EXERCISE GOAL: Find and return each line containing "国际趋势和政策创新".

Dataset records:
-*-*-

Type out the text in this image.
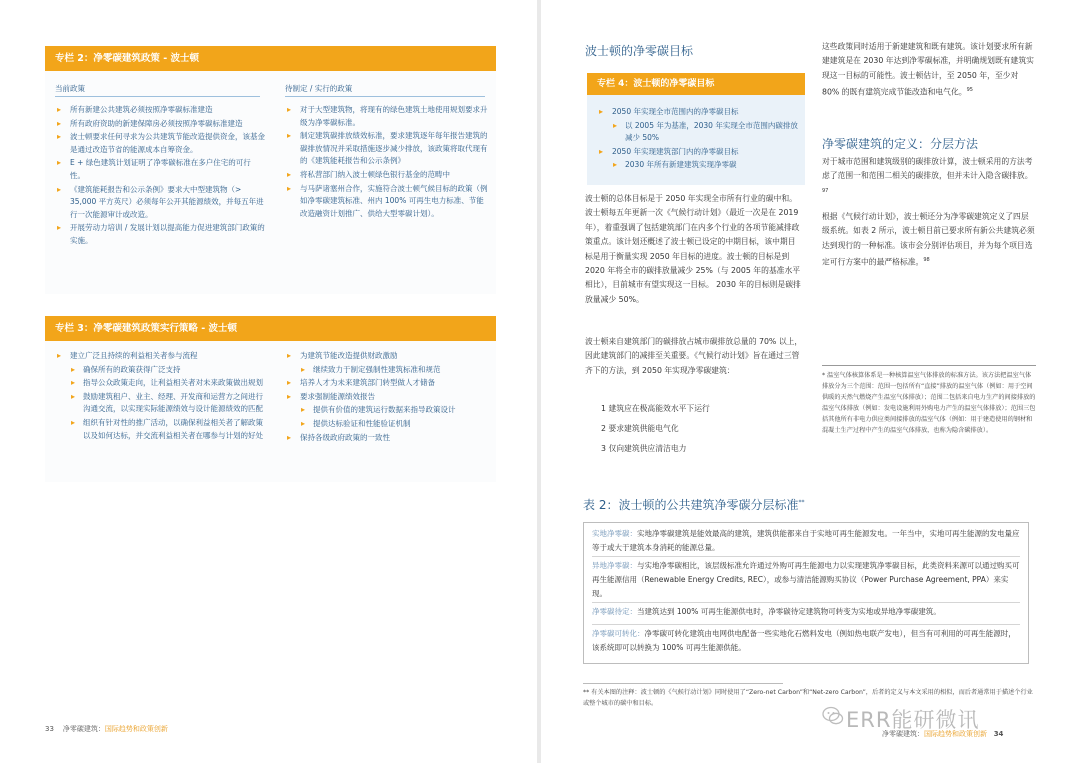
专栏 2：净零碳建筑政策 - 波士顿
当前政策
▸ 所有新建公共建筑必须按照净零碳标准建造
▸ 所有政府资助的新建保障房必须按照净零碳标准建造
▸ 波士顿要求任何寻求为公共建筑节能改造提供资金，该基金是通过改造节省的能源成本自筹资金。
▸ E + 绿色建筑计划证明了净零碳标准在多户住宅的可行性。
▸ 《建筑能耗报告和公示条例》要求大中型建筑物（> 35,000 平方英尺）必须每年公开其能源绩效，并每五年进行一次能源审计或改造。
▸ 开展劳动力培训 / 发展计划以提高能力促进建筑部门政策的实施。
待制定 / 实行的政策
▸ 对于大型建筑物，将现有的绿色建筑土地使用规划要求升级为净零碳标准。
▸ 制定建筑碳排放绩效标准，要求建筑逐年每年报告建筑的碳排放情况并采取措施逐步减少排放，该政策将取代现有的《建筑能耗报告和公示条例》
▸ 将私营部门纳入波士顿绿色银行基金的范畴中
▸ 与马萨诸塞州合作，实施符合波士顿气候目标的政策（例如净零碳建筑标准、州内 100% 可再生电力标准、节能改造融资计划推广、供给大型零碳计划）。
专栏 3：净零碳建筑政策实行策略 - 波士顿
▸ 建立广泛且持续的利益相关者参与流程
▸ 确保所有的政策获得广泛支持
▸ 指导公众政策走向，让利益相关者对未来政策做出规划
▸ 鼓励建筑租户、业主、经理、开发商和运营方之间进行沟通交流，以实现实际能源绩效与设计能源绩效的匹配
▸ 组织有针对性的推广活动，以确保利益相关者了解政策以及如何达标，并交流利益相关者在哪参与计划的好处
▸ 为建筑节能改造提供财政激励
▸ 继续致力于制定强制性建筑标准和规范
▸ 培养人才为未来建筑部门转型做人才储备
▸ 要求强制能源绩效报告
▸ 提供有价值的建筑运行数据来指导政策设计
▸ 提供达标验证和性能验证机制
▸ 保持各级政府政策的一致性
33 净零碳建筑：国际趋势和政策创新
波士顿的净零碳目标
专栏 4：波士顿的净零碳目标
▸ 2050 年实现全市范围内的净零碳目标
▸ 以 2005 年为基准，2030 年实现全市范围内碳排放减少 50%
▸ 2050 年实现建筑部门内的净零碳目标
▸ 2030 年所有新建建筑实现净零碳

波士顿的总体目标是于 2050 年实现全市所有行业的碳中和。波士顿每五年更新一次《气候行动计划》（最近一次是在 2019 年），着重强调了包括建筑部门在内多个行业的各项节能减排政策重点。该计划还概述了波士顿已设定的中期目标，该中期目标是用于衡量实现 2050 年目标的进度。波士顿的目标是到 2020 年将全市的碳排放量减少 25%（与 2005 年的基准水平相比），目前城市有望实现这一目标。 2030 年的目标则是碳排放量减少 50%。

波士顿来自建筑部门的碳排放占城市碳排放总量的 70% 以上，因此建筑部门的减排至关重要。《气候行动计划》旨在通过三管齐下的方法，到 2050 年实现净零碳建筑：

1 建筑应在极高能效水平下运行
2 要求建筑供能电气化
3 仅向建筑供应清洁电力

这些政策同时适用于新建建筑和既有建筑。该计划要求所有新建建筑是在 2030 年达到净零碳标准，并明确规划既有建筑实现这一目标的可能性。波士顿估计，至 2050 年，至少对 80% 的既有建筑完成节能改造和电气化。$^{95}$

净零碳建筑的定义：分层方法

对于城市范围和建筑级别的碳排放计算，波士顿采用的方法考虑了范围一和范围二相关的碳排放，但并未计入隐含碳排放。$^{97}$

根据《气候行动计划》，波士顿还分为净零碳建筑定义了四层级系统。如表 2 所示，波士顿目前已要求所有新公共建筑必须达到现行的一种标准。该市会分别评估项目，并为每个项目选定可行方案中的最严格标准。$^{98}$

* 温室气体核算体系是一种核算温室气体排放的标准方法。该方法把温室气体排放分为三个范围：范围一包括所有“直接”排放的温室气体（例如：用于空间供暖的天然气燃烧产生温室气体排放）；范围二包括来自电力生产的间接排放的温室气体排放（例如：发电设施利用外购电力产生的温室气体排放）；范围三包括其他所有非电力供应类间接排放的温室气体（例如：用于建造使用的钢材和混凝土生产过程中产生的温室气体排放，也称为隐含碳排放）。

表 2：波士顿的公共建筑净零碳分层标准**
实地净零碳：实地净零碳建筑是能效最高的建筑，建筑供能都来自于实地可再生能源发电。一年当中，实地可再生能源的发电量应等于或大于建筑本身消耗的能源总量。
异地净零碳：与实地净零碳相比，该层级标准允许通过外购可再生能源电力以实现建筑净零碳目标，此类资料来源可以通过购买可再生能源信用（Renewable Energy Credits, REC），或参与清洁能源购买协议（Power Purchase Agreement, PPA）来实现。
净零碳待定：当建筑达到 100% 可再生能源供电时，净零碳待定建筑物可转变为实地或异地净零碳建筑。
净零碳可转化：净零碳可转化建筑由电网供电配备一些实地化石燃料发电（例如热电联产发电），但当有可利用的可再生能源时，该系统即可以转换为 100% 可再生能源供能。

** 有关本图的注释：波士顿的《气候行动计划》同时使用了“Zero-net Carbon”和“Net-zero Carbon”，后者的定义与本文采用的相似，而后者通常用于描述个行业或整个城市的碳中和目标。

净零碳建筑：国际趋势和政策创新 34
ERR能研微讯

-*-*-

SOLUTION FOR THIS EXERCISE:
33 净零碳建筑：国际趋势和政策创新
净零碳建筑：国际趋势和政策创新 34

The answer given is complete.